— Rows —

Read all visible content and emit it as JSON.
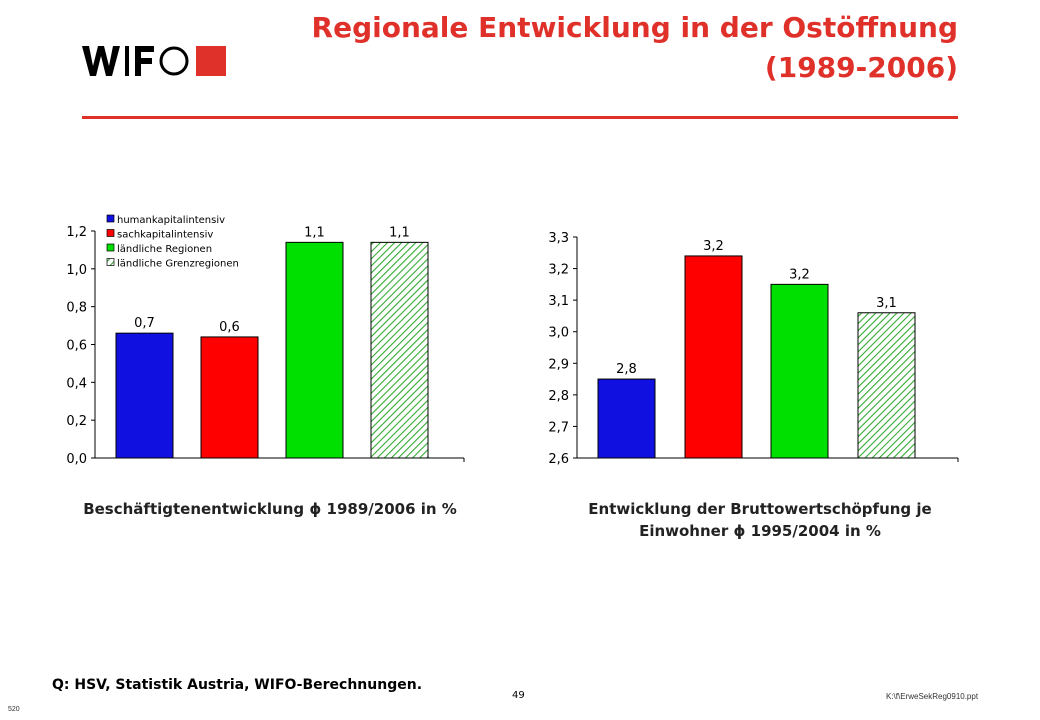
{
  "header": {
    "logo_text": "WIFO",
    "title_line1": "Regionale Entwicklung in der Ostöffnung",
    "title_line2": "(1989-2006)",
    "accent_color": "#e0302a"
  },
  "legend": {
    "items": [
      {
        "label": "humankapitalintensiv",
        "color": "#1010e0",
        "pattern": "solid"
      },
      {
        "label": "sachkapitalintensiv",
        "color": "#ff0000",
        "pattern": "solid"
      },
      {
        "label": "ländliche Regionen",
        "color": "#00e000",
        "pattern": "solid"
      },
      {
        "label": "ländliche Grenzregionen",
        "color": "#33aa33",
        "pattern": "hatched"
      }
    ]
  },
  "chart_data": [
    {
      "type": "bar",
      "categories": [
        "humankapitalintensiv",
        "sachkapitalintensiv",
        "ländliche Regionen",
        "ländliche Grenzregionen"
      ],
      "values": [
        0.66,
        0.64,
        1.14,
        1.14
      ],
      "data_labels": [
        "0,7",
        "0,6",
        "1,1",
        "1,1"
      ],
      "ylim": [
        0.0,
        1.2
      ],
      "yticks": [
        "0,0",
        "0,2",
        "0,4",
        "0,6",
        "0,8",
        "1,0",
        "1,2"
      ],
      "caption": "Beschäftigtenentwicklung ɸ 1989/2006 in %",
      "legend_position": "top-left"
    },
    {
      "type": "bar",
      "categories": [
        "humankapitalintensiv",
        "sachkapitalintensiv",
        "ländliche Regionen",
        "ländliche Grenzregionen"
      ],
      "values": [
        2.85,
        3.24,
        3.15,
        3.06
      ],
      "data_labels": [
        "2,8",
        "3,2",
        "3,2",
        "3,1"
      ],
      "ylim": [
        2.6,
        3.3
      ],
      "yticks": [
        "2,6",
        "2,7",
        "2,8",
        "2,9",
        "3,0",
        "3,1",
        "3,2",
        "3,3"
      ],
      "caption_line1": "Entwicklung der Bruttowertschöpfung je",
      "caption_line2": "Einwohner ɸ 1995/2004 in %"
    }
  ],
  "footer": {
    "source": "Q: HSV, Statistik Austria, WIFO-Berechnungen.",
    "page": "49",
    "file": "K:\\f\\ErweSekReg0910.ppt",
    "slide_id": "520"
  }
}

--

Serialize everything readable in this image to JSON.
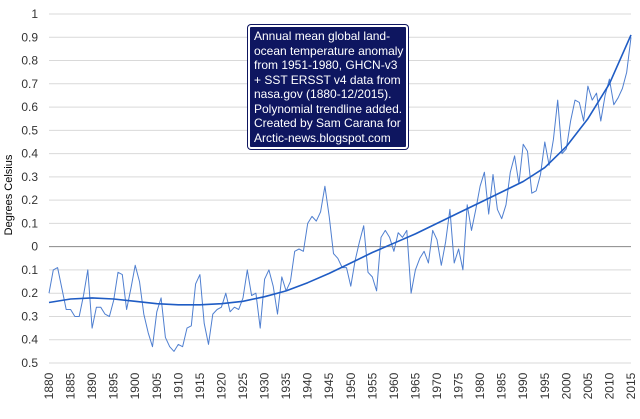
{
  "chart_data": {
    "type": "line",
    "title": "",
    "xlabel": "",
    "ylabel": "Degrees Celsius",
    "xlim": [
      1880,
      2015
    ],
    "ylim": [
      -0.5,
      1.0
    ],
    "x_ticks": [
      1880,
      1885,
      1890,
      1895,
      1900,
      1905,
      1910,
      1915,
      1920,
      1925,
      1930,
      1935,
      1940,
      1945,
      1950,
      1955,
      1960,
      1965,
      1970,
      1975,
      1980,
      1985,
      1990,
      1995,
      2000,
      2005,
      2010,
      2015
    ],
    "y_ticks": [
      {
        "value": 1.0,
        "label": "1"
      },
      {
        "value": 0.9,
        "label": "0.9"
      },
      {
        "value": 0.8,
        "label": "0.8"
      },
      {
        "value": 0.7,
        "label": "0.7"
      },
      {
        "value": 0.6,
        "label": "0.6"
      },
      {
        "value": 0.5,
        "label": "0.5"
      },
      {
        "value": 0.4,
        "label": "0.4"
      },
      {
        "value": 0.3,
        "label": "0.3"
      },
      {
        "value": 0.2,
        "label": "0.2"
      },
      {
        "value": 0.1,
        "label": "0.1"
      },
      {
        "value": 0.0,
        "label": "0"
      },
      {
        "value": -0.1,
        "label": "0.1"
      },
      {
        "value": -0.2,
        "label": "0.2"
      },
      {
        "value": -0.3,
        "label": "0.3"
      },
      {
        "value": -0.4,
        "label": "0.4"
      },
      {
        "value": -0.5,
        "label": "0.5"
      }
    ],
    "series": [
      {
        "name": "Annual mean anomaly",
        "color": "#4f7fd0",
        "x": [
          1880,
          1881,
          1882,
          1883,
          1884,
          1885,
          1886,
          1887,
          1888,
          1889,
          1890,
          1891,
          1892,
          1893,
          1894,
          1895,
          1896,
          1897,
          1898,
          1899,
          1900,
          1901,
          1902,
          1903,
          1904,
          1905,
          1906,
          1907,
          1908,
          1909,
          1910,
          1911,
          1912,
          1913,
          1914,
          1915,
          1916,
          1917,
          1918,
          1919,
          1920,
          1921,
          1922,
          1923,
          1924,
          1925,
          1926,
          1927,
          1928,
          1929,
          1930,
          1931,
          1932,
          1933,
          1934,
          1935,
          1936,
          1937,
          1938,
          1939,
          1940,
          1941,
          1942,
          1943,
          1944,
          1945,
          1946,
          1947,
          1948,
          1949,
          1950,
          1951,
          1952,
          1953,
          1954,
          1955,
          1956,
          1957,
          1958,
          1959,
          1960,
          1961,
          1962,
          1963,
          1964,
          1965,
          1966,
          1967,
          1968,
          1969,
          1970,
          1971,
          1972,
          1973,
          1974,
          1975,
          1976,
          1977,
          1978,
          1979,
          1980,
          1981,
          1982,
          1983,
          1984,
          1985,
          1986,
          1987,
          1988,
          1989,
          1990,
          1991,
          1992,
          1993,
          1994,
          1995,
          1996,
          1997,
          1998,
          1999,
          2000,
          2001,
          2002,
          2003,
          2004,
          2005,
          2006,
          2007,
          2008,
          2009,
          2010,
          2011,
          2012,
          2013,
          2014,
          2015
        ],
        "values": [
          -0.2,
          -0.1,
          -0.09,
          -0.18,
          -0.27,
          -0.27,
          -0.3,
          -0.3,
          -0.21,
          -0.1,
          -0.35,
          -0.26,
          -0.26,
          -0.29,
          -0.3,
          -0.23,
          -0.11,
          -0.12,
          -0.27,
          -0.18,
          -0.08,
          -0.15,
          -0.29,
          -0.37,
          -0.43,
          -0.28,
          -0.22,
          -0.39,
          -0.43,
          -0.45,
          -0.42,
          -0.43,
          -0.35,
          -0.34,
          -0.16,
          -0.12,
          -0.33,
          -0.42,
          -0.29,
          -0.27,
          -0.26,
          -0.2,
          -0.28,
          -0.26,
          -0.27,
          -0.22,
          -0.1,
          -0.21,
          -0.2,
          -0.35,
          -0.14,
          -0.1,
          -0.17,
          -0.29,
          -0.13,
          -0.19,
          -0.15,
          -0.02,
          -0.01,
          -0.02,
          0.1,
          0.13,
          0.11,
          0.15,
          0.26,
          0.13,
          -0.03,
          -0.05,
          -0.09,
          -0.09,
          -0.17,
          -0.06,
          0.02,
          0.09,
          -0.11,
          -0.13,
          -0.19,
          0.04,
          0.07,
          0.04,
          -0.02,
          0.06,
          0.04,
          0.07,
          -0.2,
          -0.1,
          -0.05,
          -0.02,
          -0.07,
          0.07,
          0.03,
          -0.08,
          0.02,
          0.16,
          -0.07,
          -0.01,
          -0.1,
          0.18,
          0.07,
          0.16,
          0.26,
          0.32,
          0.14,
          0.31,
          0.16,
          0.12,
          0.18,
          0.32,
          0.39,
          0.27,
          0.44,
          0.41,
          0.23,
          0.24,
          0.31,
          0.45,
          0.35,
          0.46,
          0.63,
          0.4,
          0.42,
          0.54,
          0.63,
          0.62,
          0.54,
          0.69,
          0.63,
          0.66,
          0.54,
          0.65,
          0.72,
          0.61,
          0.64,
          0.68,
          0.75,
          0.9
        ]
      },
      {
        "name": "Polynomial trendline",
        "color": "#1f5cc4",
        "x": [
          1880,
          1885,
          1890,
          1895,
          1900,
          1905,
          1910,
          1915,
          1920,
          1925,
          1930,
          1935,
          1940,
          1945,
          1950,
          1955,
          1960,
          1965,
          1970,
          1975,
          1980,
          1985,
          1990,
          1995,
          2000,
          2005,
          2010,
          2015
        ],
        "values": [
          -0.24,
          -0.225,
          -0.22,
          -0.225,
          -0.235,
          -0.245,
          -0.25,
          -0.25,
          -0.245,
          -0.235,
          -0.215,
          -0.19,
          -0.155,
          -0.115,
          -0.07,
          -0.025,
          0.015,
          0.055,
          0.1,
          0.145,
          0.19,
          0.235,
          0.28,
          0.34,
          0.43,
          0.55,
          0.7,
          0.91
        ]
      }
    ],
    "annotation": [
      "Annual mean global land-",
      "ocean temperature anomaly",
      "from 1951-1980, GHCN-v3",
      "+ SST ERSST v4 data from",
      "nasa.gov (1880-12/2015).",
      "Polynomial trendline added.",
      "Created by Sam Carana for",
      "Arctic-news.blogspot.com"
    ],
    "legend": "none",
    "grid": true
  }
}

--

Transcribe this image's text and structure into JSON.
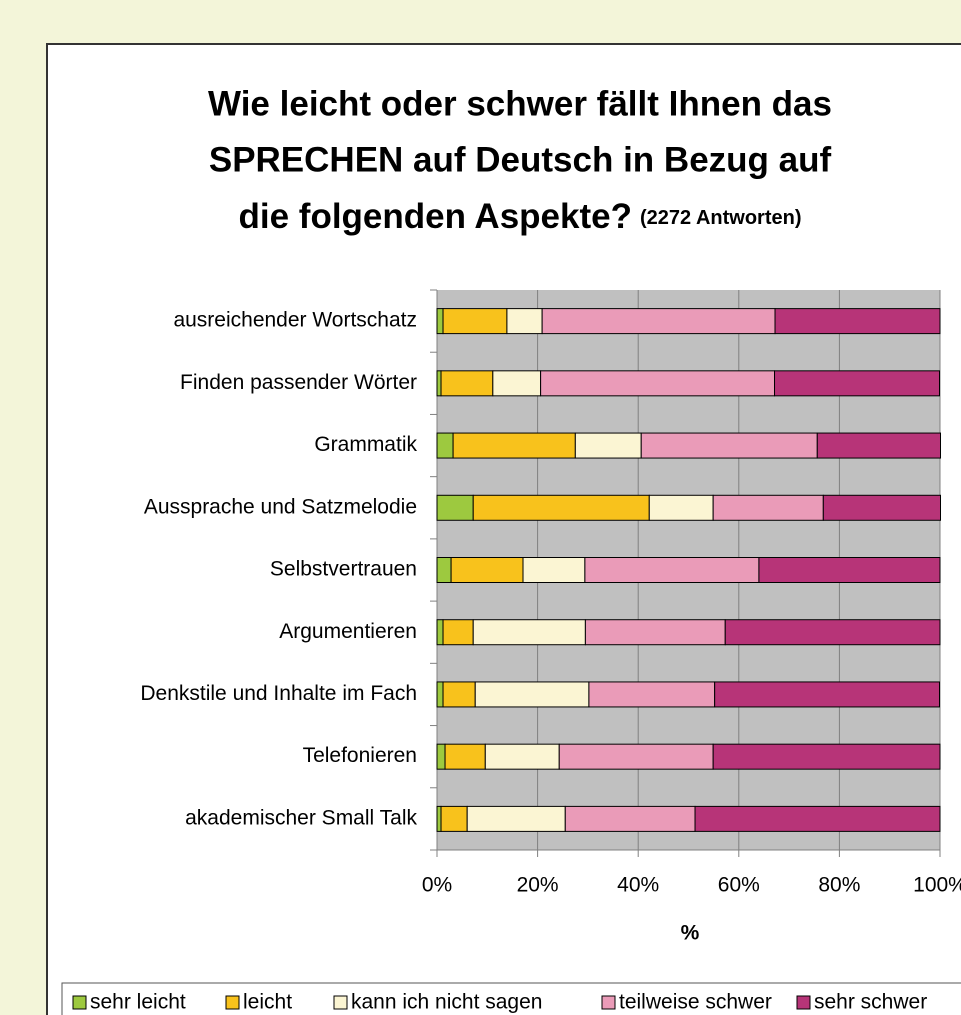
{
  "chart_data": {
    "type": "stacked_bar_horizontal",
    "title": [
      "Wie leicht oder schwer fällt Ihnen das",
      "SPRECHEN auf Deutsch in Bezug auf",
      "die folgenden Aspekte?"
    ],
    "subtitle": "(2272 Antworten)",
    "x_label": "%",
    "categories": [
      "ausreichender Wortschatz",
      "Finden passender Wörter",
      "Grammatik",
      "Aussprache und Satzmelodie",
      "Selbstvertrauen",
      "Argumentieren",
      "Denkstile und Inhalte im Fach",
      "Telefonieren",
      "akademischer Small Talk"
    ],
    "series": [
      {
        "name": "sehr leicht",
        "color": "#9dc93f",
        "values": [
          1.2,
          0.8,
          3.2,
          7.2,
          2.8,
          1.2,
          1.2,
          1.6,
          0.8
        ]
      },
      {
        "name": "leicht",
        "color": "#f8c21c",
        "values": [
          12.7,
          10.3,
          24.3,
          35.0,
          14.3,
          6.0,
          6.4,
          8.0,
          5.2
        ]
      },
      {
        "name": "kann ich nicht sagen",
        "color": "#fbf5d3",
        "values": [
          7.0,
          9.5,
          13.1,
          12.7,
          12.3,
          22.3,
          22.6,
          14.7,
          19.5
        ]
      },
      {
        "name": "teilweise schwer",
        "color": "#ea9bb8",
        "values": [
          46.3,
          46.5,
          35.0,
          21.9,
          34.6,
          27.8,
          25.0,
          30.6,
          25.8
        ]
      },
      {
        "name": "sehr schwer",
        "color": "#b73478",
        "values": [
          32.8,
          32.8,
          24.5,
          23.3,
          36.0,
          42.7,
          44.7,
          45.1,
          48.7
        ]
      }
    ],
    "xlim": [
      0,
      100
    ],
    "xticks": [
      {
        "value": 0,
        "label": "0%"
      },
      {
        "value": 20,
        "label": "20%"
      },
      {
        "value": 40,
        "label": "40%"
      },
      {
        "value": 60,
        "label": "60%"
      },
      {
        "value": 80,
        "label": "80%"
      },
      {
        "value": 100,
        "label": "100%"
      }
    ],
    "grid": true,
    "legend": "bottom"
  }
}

— Exercise description —
Copy each line above that contains the string "name".

— Reply —
        "name": "Annual mean anomaly",
        "name": "Polynomial trendline",
        "name": "sehr leicht",
        "name": "leicht",
        "name": "kann ich nicht sagen",
        "name": "teilweise schwer",
        "name": "sehr schwer",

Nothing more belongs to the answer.